Exercise description: Lift out all lines below that contain "Index".

[Entries from a visual dataset]
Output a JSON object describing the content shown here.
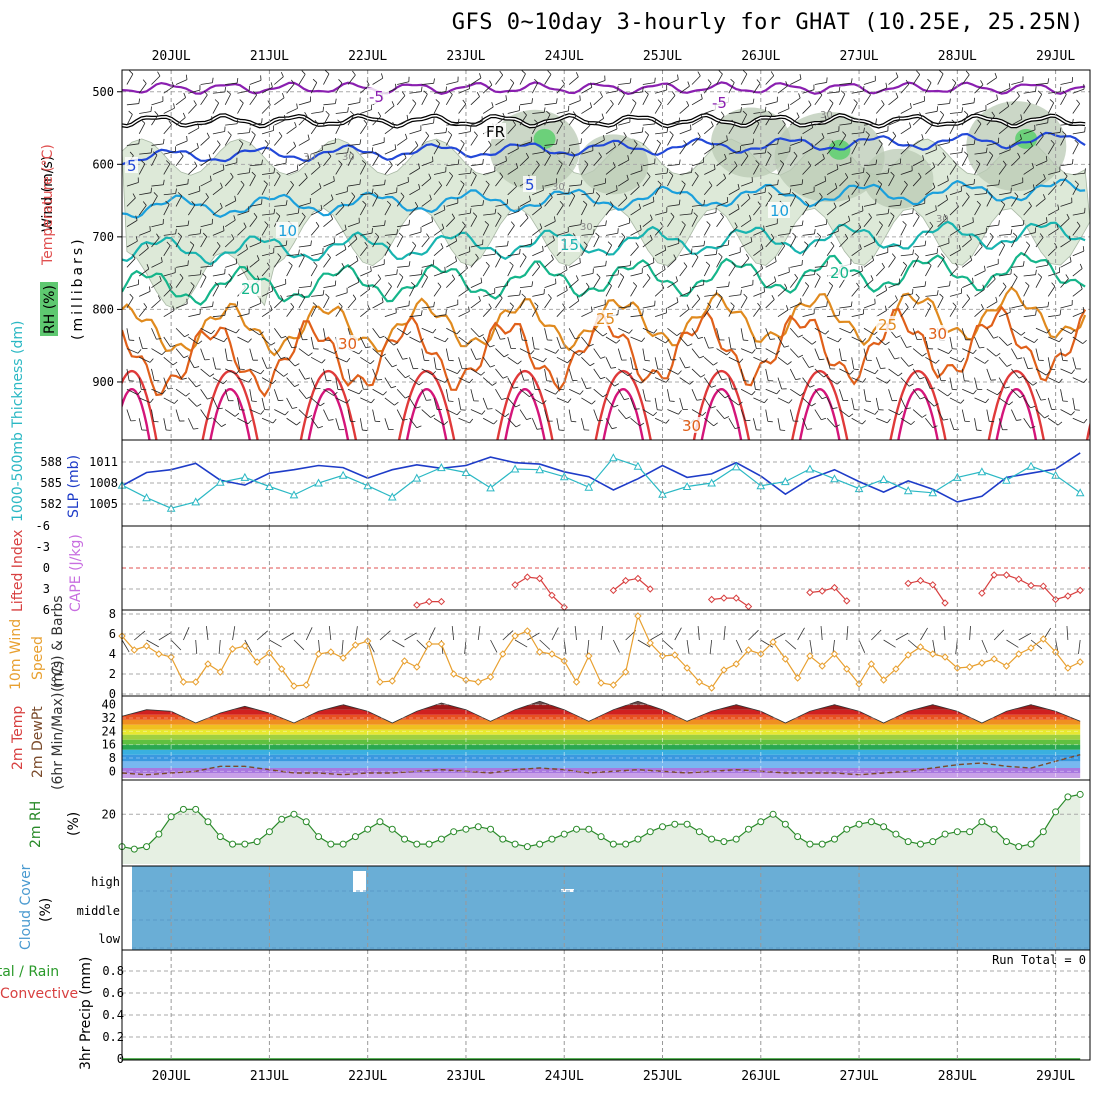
{
  "title": "GFS 0~10day 3-hourly for GHAT (10.25E, 25.25N)",
  "dates": [
    "20JUL",
    "21JUL",
    "22JUL",
    "23JUL",
    "24JUL",
    "25JUL",
    "26JUL",
    "27JUL",
    "28JUL",
    "29JUL"
  ],
  "panels": {
    "upper": {
      "ylabel_wind": "Wind (m/s)",
      "ylabel_temp": "Temperature (°C)",
      "ylabel_rh": "RH (%)",
      "ylabel_mb": "(millibars)",
      "ticks": [
        "500",
        "600",
        "700",
        "800",
        "900"
      ],
      "contour_labels": [
        "-5",
        "-5",
        "FR",
        "5",
        "5",
        "10",
        "10",
        "15",
        "20",
        "20",
        "25",
        "25",
        "30",
        "30",
        "30"
      ],
      "rh_labels": [
        "30",
        "30",
        "30",
        "30",
        "30",
        "30"
      ]
    },
    "slp": {
      "ylabel_thick": "1000-500mb Thickness (dm)",
      "ylabel_slp": "SLP (mb)",
      "left_ticks": [
        "588",
        "585",
        "582"
      ],
      "right_ticks": [
        "1011",
        "1008",
        "1005"
      ]
    },
    "li": {
      "ylabel_li": "Lifted Index",
      "ylabel_cape": "CAPE (J/kg)",
      "ticks": [
        "-6",
        "-3",
        "0",
        "3",
        "6"
      ]
    },
    "wind10": {
      "ylabel_main": "10m Wind",
      "ylabel_speed": "Speed",
      "ylabel_barbs": "(m/s) & Barbs",
      "ticks": [
        "8",
        "6",
        "4",
        "2",
        "0"
      ]
    },
    "temp2m": {
      "ylabel1": "2m Temp",
      "ylabel2": "2m DewPt",
      "ylabel3": "(6hr Min/Max) (°C)",
      "ticks": [
        "40",
        "32",
        "24",
        "16",
        "8",
        "0"
      ]
    },
    "rh2m": {
      "ylabel_main": "2m RH",
      "ylabel_unit": "(%)",
      "ticks": [
        "20"
      ]
    },
    "cloud": {
      "ylabel_main": "Cloud Cover",
      "ylabel_unit": "(%)",
      "levels": [
        "high",
        "middle",
        "low"
      ]
    },
    "precip": {
      "ylabel_total": "Total / Rain",
      "ylabel_conv": "Convective",
      "ylabel_main": "3hr Precip (mm)",
      "run_total": "Run Total = 0",
      "ticks": [
        "0.8",
        "0.6",
        "0.4",
        "0.2",
        "0"
      ]
    }
  },
  "colors": {
    "freezing": "#000000",
    "minus5": "#8a1fb0",
    "plus5": "#2248d8",
    "plus10": "#1ba0dc",
    "plus15": "#18b4b0",
    "plus20": "#15b58a",
    "plus25": "#e08a1e",
    "plus30": "#e0601a",
    "plus35": "#e03a3a",
    "plus40": "#d4157a",
    "rh_fill": "#dde9d8",
    "rh_dark": "#b9cab4",
    "rh_green": "#6cd07a",
    "slp_line": "#1e3cc8",
    "thick_line": "#2bb8c4",
    "li_line": "#d84040",
    "wind_line": "#e8a030",
    "dewpt_line": "#7a4a2a",
    "rh2m_line": "#2a8a2a",
    "rh2m_fill": "#e6f0e3",
    "cloud_fill": "#6aaed6"
  },
  "chart_data": [
    {
      "type": "line",
      "panel": "slp",
      "x_days": [
        19.5,
        19.75,
        20,
        20.25,
        20.5,
        20.75,
        21,
        21.25,
        21.5,
        21.75,
        22,
        22.25,
        22.5,
        22.75,
        23,
        23.25,
        23.5,
        23.75,
        24,
        24.25,
        24.5,
        24.75,
        25,
        25.25,
        25.5,
        25.75,
        26,
        26.25,
        26.5,
        26.75,
        27,
        27.25,
        27.5,
        27.75,
        28,
        28.25,
        28.5,
        28.75,
        29,
        29.25
      ],
      "series": [
        {
          "name": "SLP (mb)",
          "values": [
            1007.6,
            1009.5,
            1009.9,
            1010.8,
            1008.4,
            1007.7,
            1009.4,
            1009.9,
            1010.5,
            1010.2,
            1008.7,
            1009.9,
            1010.6,
            1010.1,
            1010.5,
            1011.7,
            1010.9,
            1010.7,
            1009.6,
            1008.9,
            1007.0,
            1008.6,
            1010.5,
            1008.8,
            1009.3,
            1010.9,
            1009.0,
            1006.4,
            1008.6,
            1009.9,
            1008.2,
            1006.7,
            1008.3,
            1007.1,
            1005.3,
            1006.1,
            1008.8,
            1009.4,
            1010.0,
            1012.3
          ]
        },
        {
          "name": "1000-500mb Thickness (dm)",
          "values": [
            584.7,
            582.9,
            581.4,
            582.3,
            585.1,
            585.8,
            584.5,
            583.3,
            585.0,
            586.1,
            584.6,
            583.0,
            585.7,
            587.2,
            586.5,
            584.3,
            587.0,
            586.9,
            585.9,
            584.4,
            588.6,
            587.4,
            583.4,
            584.5,
            585.0,
            587.3,
            584.6,
            585.2,
            587.0,
            585.6,
            584.2,
            585.5,
            583.9,
            583.6,
            585.8,
            586.6,
            585.4,
            587.4,
            586.1,
            583.6
          ]
        }
      ],
      "ylim_left": [
        580,
        590
      ],
      "ylim_right": [
        1003,
        1013
      ]
    },
    {
      "type": "line",
      "panel": "li",
      "x_days": [
        22.5,
        22.625,
        22.75,
        23.5,
        23.625,
        23.75,
        23.875,
        24,
        24.5,
        24.625,
        24.75,
        24.875,
        25.5,
        25.625,
        25.75,
        25.875,
        26.5,
        26.625,
        26.75,
        26.875,
        27.5,
        27.625,
        27.75,
        27.875,
        28.25,
        28.375,
        28.5,
        28.625,
        28.75,
        28.875,
        29,
        29.125,
        29.25
      ],
      "series": [
        {
          "name": "Lifted Index",
          "values": [
            5.3,
            4.8,
            4.8,
            2.4,
            1.3,
            1.5,
            3.9,
            5.6,
            3.2,
            1.8,
            1.5,
            3.0,
            4.5,
            4.3,
            4.3,
            5.5,
            3.5,
            3.3,
            2.8,
            4.7,
            2.2,
            1.8,
            2.4,
            5.0,
            3.6,
            1.0,
            1.0,
            1.6,
            2.5,
            2.6,
            4.5,
            4.0,
            3.2
          ]
        }
      ],
      "ylim": [
        6,
        -6
      ]
    },
    {
      "type": "line",
      "panel": "wind10",
      "x_days": [
        19.5,
        19.625,
        19.75,
        19.875,
        20,
        20.125,
        20.25,
        20.375,
        20.5,
        20.625,
        20.75,
        20.875,
        21,
        21.125,
        21.25,
        21.375,
        21.5,
        21.625,
        21.75,
        21.875,
        22,
        22.125,
        22.25,
        22.375,
        22.5,
        22.625,
        22.75,
        22.875,
        23,
        23.125,
        23.25,
        23.375,
        23.5,
        23.625,
        23.75,
        23.875,
        24,
        24.125,
        24.25,
        24.375,
        24.5,
        24.625,
        24.75,
        24.875,
        25,
        25.125,
        25.25,
        25.375,
        25.5,
        25.625,
        25.75,
        25.875,
        26,
        26.125,
        26.25,
        26.375,
        26.5,
        26.625,
        26.75,
        26.875,
        27,
        27.125,
        27.25,
        27.375,
        27.5,
        27.625,
        27.75,
        27.875,
        28,
        28.125,
        28.25,
        28.375,
        28.5,
        28.625,
        28.75,
        28.875,
        29,
        29.125,
        29.25
      ],
      "series": [
        {
          "name": "Speed",
          "values": [
            5.8,
            4.4,
            4.8,
            4.0,
            3.7,
            1.2,
            1.2,
            3.0,
            2.2,
            4.5,
            4.8,
            3.2,
            4.1,
            2.5,
            0.8,
            0.9,
            4.0,
            4.2,
            3.6,
            4.9,
            5.3,
            1.2,
            1.3,
            3.3,
            2.7,
            5.0,
            5.0,
            2.0,
            1.4,
            1.2,
            1.7,
            4.0,
            5.8,
            6.3,
            4.2,
            4.0,
            3.3,
            1.2,
            3.8,
            1.1,
            0.9,
            2.2,
            7.8,
            5.1,
            3.8,
            3.9,
            2.6,
            1.2,
            0.6,
            2.4,
            3.0,
            4.4,
            4.0,
            5.2,
            3.5,
            1.6,
            3.8,
            2.8,
            4.0,
            2.5,
            1.0,
            3.0,
            1.4,
            2.5,
            3.9,
            4.7,
            4.0,
            3.7,
            2.6,
            2.7,
            3.1,
            3.5,
            2.8,
            4.0,
            4.6,
            5.5,
            4.2,
            2.6,
            3.2
          ]
        }
      ],
      "ylim": [
        0,
        8
      ]
    },
    {
      "type": "area",
      "panel": "temp2m",
      "x_days": [
        19.5,
        19.75,
        20,
        20.25,
        20.5,
        20.75,
        21,
        21.25,
        21.5,
        21.75,
        22,
        22.25,
        22.5,
        22.75,
        23,
        23.25,
        23.5,
        23.75,
        24,
        24.25,
        24.5,
        24.75,
        25,
        25.25,
        25.5,
        25.75,
        26,
        26.25,
        26.5,
        26.75,
        27,
        27.25,
        27.5,
        27.75,
        28,
        28.25,
        28.5,
        28.75,
        29,
        29.25
      ],
      "series": [
        {
          "name": "2m Temp",
          "values": [
            33,
            37,
            36,
            29,
            35,
            39,
            35,
            29,
            36,
            40,
            36,
            29,
            36,
            41,
            37,
            30,
            37,
            42,
            37,
            30,
            37,
            42,
            37,
            30,
            36,
            40,
            36,
            29,
            36,
            40,
            36,
            29,
            36,
            40,
            36,
            29,
            36,
            40,
            36,
            30
          ]
        },
        {
          "name": "2m DewPt",
          "values": [
            -1,
            -2,
            -1,
            0,
            3,
            3,
            1,
            -1,
            -1,
            -2,
            -1,
            -1,
            0,
            1,
            0,
            -1,
            1,
            2,
            1,
            -1,
            0,
            1,
            0,
            -1,
            0,
            1,
            0,
            -1,
            -1,
            -1,
            -2,
            -1,
            0,
            2,
            4,
            5,
            3,
            2,
            6,
            10
          ]
        }
      ],
      "ylim": [
        -4,
        44
      ]
    },
    {
      "type": "area",
      "panel": "rh2m",
      "x_days": [
        19.5,
        19.625,
        19.75,
        19.875,
        20,
        20.125,
        20.25,
        20.375,
        20.5,
        20.625,
        20.75,
        20.875,
        21,
        21.125,
        21.25,
        21.375,
        21.5,
        21.625,
        21.75,
        21.875,
        22,
        22.125,
        22.25,
        22.375,
        22.5,
        22.625,
        22.75,
        22.875,
        23,
        23.125,
        23.25,
        23.375,
        23.5,
        23.625,
        23.75,
        23.875,
        24,
        24.125,
        24.25,
        24.375,
        24.5,
        24.625,
        24.75,
        24.875,
        25,
        25.125,
        25.25,
        25.375,
        25.5,
        25.625,
        25.75,
        25.875,
        26,
        26.125,
        26.25,
        26.375,
        26.5,
        26.625,
        26.75,
        26.875,
        27,
        27.125,
        27.25,
        27.375,
        27.5,
        27.625,
        27.75,
        27.875,
        28,
        28.125,
        28.25,
        28.375,
        28.5,
        28.625,
        28.75,
        28.875,
        29,
        29.125,
        29.25
      ],
      "series": [
        {
          "name": "2m RH",
          "values": [
            7,
            6,
            7,
            12,
            19,
            22,
            22,
            17,
            11,
            8,
            8,
            9,
            13,
            18,
            20,
            17,
            11,
            8,
            8,
            11,
            14,
            17,
            14,
            10,
            8,
            8,
            10,
            13,
            14,
            15,
            14,
            10,
            8,
            7,
            8,
            10,
            12,
            14,
            14,
            11,
            8,
            8,
            10,
            13,
            15,
            16,
            16,
            13,
            10,
            9,
            10,
            14,
            17,
            20,
            16,
            11,
            8,
            8,
            10,
            14,
            16,
            17,
            15,
            12,
            9,
            8,
            9,
            12,
            13,
            13,
            17,
            14,
            9,
            7,
            8,
            13,
            21,
            27,
            28
          ]
        }
      ],
      "ylim": [
        0,
        33
      ]
    },
    {
      "type": "line",
      "panel": "precip",
      "x_days": [
        19.5,
        29.25
      ],
      "series": [
        {
          "name": "3hr Precip (mm)",
          "values": [
            0,
            0
          ]
        }
      ],
      "ylim": [
        0,
        1.0
      ]
    }
  ]
}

Reply:
      "ylabel_li": "Lifted Index",
          "name": "Lifted Index",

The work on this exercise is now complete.